[What you need to do]:
List every line in this data where the string "заменить" occurs.

Items listed in a dataset:
— start —

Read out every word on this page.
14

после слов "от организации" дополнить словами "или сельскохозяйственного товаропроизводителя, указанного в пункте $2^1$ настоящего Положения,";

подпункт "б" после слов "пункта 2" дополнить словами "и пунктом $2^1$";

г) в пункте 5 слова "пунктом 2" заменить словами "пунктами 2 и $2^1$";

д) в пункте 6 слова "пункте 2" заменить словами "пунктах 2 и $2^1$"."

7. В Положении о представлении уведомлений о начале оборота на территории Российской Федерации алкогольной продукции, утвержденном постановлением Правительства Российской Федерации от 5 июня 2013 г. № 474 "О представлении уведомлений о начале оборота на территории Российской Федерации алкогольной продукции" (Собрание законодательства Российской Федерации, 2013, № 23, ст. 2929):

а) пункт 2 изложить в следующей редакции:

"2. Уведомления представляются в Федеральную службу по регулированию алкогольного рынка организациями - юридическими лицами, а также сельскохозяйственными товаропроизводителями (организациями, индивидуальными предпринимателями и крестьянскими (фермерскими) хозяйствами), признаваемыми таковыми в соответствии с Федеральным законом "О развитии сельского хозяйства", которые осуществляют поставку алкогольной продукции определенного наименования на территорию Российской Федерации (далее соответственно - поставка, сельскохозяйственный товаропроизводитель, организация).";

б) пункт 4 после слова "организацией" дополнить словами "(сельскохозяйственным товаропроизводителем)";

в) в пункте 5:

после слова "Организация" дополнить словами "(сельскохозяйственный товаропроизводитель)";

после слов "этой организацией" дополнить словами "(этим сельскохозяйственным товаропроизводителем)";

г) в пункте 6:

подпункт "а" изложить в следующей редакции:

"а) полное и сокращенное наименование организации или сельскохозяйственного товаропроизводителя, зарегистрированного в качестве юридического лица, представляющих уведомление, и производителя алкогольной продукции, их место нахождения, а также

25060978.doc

— end —

[Exercise response]:
г) в пункте 5 слова "пунктом 2" заменить словами "пунктами 2 и $2^1$";
д) в пункте 6 слова "пункте 2" заменить словами "пунктах 2 и $2^1$"."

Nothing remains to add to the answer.